**Task brief:** Turn each line of the items below into a JSON list of strings, one string per line, skipping blank lines and leaving out the pictures.

**Information provided:**

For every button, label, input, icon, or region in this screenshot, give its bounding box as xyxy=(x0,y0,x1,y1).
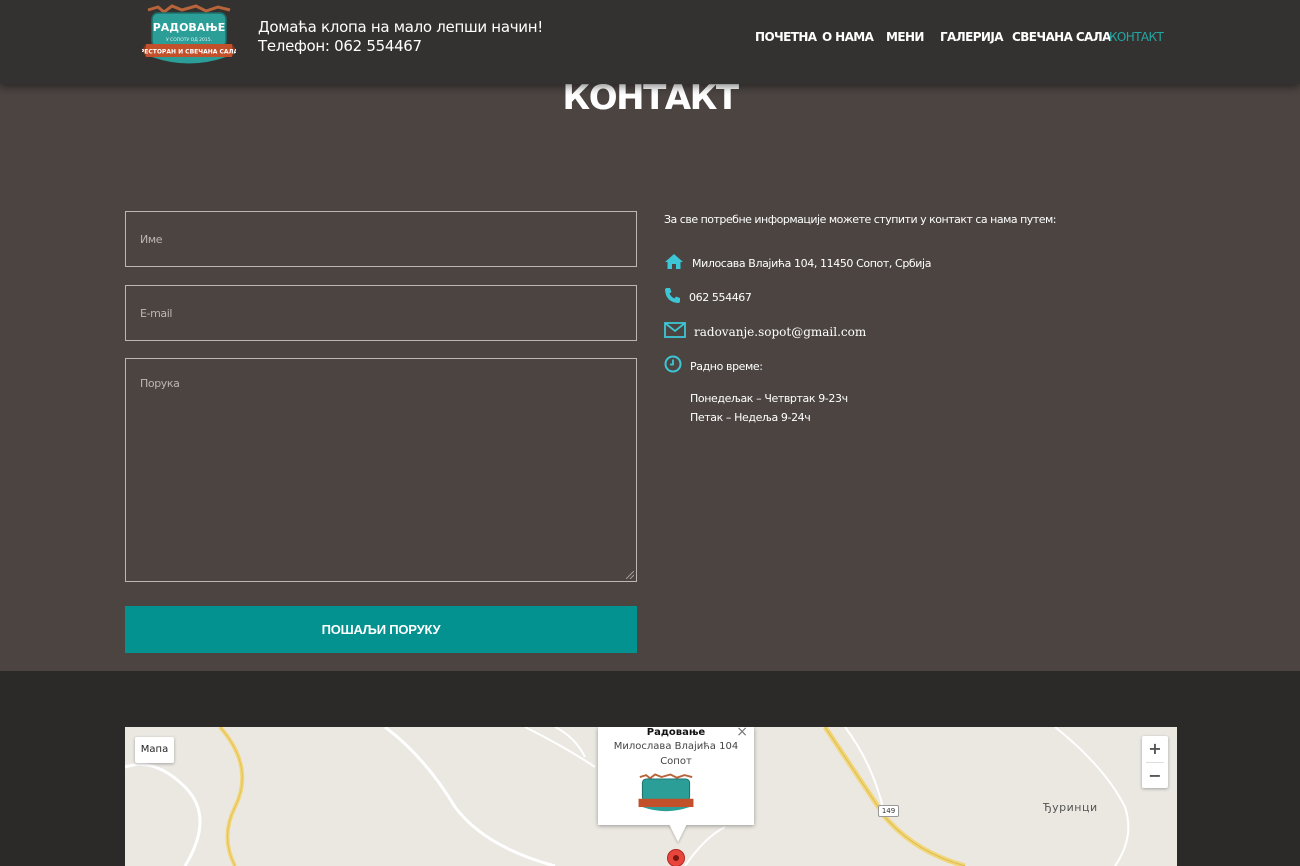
message-textarea[interactable]: Порука xyxy=(125,358,637,582)
zoom-in-button[interactable]: + xyxy=(1142,736,1168,762)
map-type-button[interactable]: Мапа xyxy=(135,737,174,763)
google-map[interactable]: Мапа + − 149 Ђуринци Радовање Милослава … xyxy=(125,727,1177,866)
nav-item-home[interactable]: ПОЧЕТНА xyxy=(755,30,817,44)
name-placeholder: Име xyxy=(140,233,163,246)
email-field[interactable]: E-mail xyxy=(125,285,637,341)
zoom-out-button[interactable]: − xyxy=(1142,763,1168,789)
map-info-window: Радовање Милослава Влајића 104 Сопот × xyxy=(598,727,754,825)
hours-label: Радно време: xyxy=(690,360,763,373)
main-nav: ПОЧЕТНА О НАМА МЕНИ ГАЛЕРИЈА СВЕЧАНА САЛ… xyxy=(0,30,1300,46)
phone-icon xyxy=(665,288,680,303)
nav-item-menu[interactable]: МЕНИ xyxy=(886,30,924,44)
hours-list: Понедељак – Четвртак 9-23ч Петак – Недељ… xyxy=(690,389,848,427)
nav-item-gallery[interactable]: ГАЛЕРИЈА xyxy=(940,30,1003,44)
email-placeholder: E-mail xyxy=(140,307,173,320)
message-placeholder: Порука xyxy=(140,377,180,390)
contact-intro: За све потребне информације можете ступи… xyxy=(664,213,1057,226)
home-icon xyxy=(665,254,683,269)
site-header: РАДОВАЊЕ У СОПОТУ ОД 2015. РЕСТОРАН И СВЕЧ… xyxy=(0,0,1300,84)
nav-item-about[interactable]: О НАМА xyxy=(822,30,874,44)
send-message-button[interactable]: ПОШАЉИ ПОРУКУ xyxy=(125,606,637,653)
hours-weekdays: Понедељак – Четвртак 9-23ч xyxy=(690,392,848,405)
address-text: Милосава Влајића 104, 11450 Сопот, Србиј… xyxy=(692,257,932,270)
info-window-title: Радовање xyxy=(646,727,706,738)
road-number-badge: 149 xyxy=(878,805,899,817)
logo-lettering: РЕСТОРАН И СВЕЧАНА САЛА xyxy=(142,49,236,56)
info-window-city: Сопот xyxy=(660,756,692,767)
info-window-logo xyxy=(638,773,694,812)
email-link[interactable]: radovanje.sopot@gmail.com xyxy=(694,325,866,339)
zoom-controls: + − xyxy=(1142,736,1168,788)
page-title: КОНТАКТ xyxy=(562,78,739,118)
clock-icon xyxy=(664,355,682,373)
info-window-street: Милослава Влајића 104 xyxy=(613,741,739,752)
location-marker-icon[interactable] xyxy=(667,849,685,866)
envelope-icon xyxy=(664,322,686,338)
nav-item-banquet-hall[interactable]: СВЕЧАНА САЛА xyxy=(1012,30,1111,44)
name-field[interactable]: Име xyxy=(125,211,637,267)
info-window-address: Милослава Влајића 104 Сопот xyxy=(598,739,754,769)
hours-weekend: Петак – Недеља 9-24ч xyxy=(690,411,811,424)
close-icon[interactable]: × xyxy=(736,727,748,740)
town-label: Ђуринци xyxy=(1043,801,1098,814)
resize-handle[interactable] xyxy=(626,571,634,579)
info-window-pointer xyxy=(669,824,687,842)
phone-text[interactable]: 062 554467 xyxy=(689,291,752,304)
nav-item-contact[interactable]: КОНТАКТ xyxy=(1109,30,1164,44)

**Exercise response:**
[
  "For every button, label, input, icon, or region in this screenshot, give its bounding box as xyxy=(x0,y0,x1,y1).",
  "message-textarea[interactable]: Порука xyxy=(125,358,637,582)",
  "zoom-in-button[interactable]: + xyxy=(1142,736,1168,762)",
  "map-type-button[interactable]: Мапа xyxy=(135,737,174,763)",
  "google-map[interactable]: Мапа + − 149 Ђуринци Радовање Милослава … xyxy=(125,727,1177,866)",
  "nav-item-home[interactable]: ПОЧЕТНА xyxy=(755,30,817,44)",
  "name-placeholder: Име xyxy=(140,233,163,246)",
  "email-field[interactable]: E-mail xyxy=(125,285,637,341)",
  "zoom-out-button[interactable]: − xyxy=(1142,763,1168,789)",
  "map-info-window: Радовање Милослава Влајића 104 Сопот × xyxy=(598,727,754,825)",
  "hours-label: Радно време: xyxy=(690,360,763,373)",
  "main-nav: ПОЧЕТНА О НАМА МЕНИ ГАЛЕРИЈА СВЕЧАНА САЛ… xyxy=(0,30,1300,46)",
  "phone-icon xyxy=(665,288,680,303)",
  "nav-item-menu[interactable]: МЕНИ xyxy=(886,30,924,44)",
  "hours-list: Понедељак – Четвртак 9-23ч Петак – Недељ… xyxy=(690,389,848,427)",
  "nav-item-gallery[interactable]: ГАЛЕРИЈА xyxy=(940,30,1003,44)",
  "email-placeholder: E-mail xyxy=(140,307,173,320)",
  "message-placeholder: Порука xyxy=(140,377,180,390)",
  "contact-intro: За све потребне информације можете ступи… xyxy=(664,213,1057,226)",
  "home-icon xyxy=(665,254,683,269)",
  "site-header: РАДОВАЊЕ У СОПОТУ ОД 2015. РЕСТОРАН И СВЕЧ… xyxy=(0,0,1300,84)",
  "nav-item-about[interactable]: О НАМА xyxy=(822,30,874,44)",
  "send-message-button[interactable]: ПОШАЉИ ПОРУКУ xyxy=(125,606,637,653)",
  "hours-weekdays: Понедељак – Четвртак 9-23ч xyxy=(690,392,848,405)",
  "address-text: Милосава Влајића 104, 11450 Сопот, Србиј… xyxy=(692,257,932,270)",
  "info-window-title: Радовање xyxy=(646,727,706,738)",
  "road-number-badge: 149 xyxy=(878,805,899,817)",
  "logo-lettering: РЕСТОРАН И СВЕЧАНА САЛА xyxy=(142,49,236,56)",
  "info-window-city: Сопот xyxy=(660,756,692,767)",
  "info-window-logo xyxy=(638,773,694,812)",
  "email-link[interactable]: radovanje.sopot@gmail.com xyxy=(694,325,866,339)",
  "zoom-controls: + − xyxy=(1142,736,1168,788)",
  "page-title: КОНТАКТ xyxy=(562,78,739,118)",
  "clock-icon xyxy=(664,355,682,373)",
  "info-window-street: Милослава Влајића 104 xyxy=(613,741,739,752)",
  "location-marker-icon[interactable] xyxy=(667,849,685,866)",
  "envelope-icon xyxy=(664,322,686,338)",
  "nav-item-banquet-hall[interactable]: СВЕЧАНА САЛА xyxy=(1012,30,1111,44)",
  "name-field[interactable]: Име xyxy=(125,211,637,267)",
  "info-window-address: Милослава Влајића 104 Сопот xyxy=(598,739,754,769)",
  "hours-weekend: Петак – Недеља 9-24ч xyxy=(690,411,811,424)",
  "close-icon[interactable]: × xyxy=(736,727,748,740)",
  "town-label: Ђуринци xyxy=(1043,801,1098,814)",
  "resize-handle[interactable] xyxy=(626,571,634,579)",
  "info-window-pointer xyxy=(669,824,687,842)",
  "phone-text[interactable]: 062 554467 xyxy=(689,291,752,304)",
  "nav-item-contact[interactable]: КОНТАКТ xyxy=(1109,30,1164,44)"
]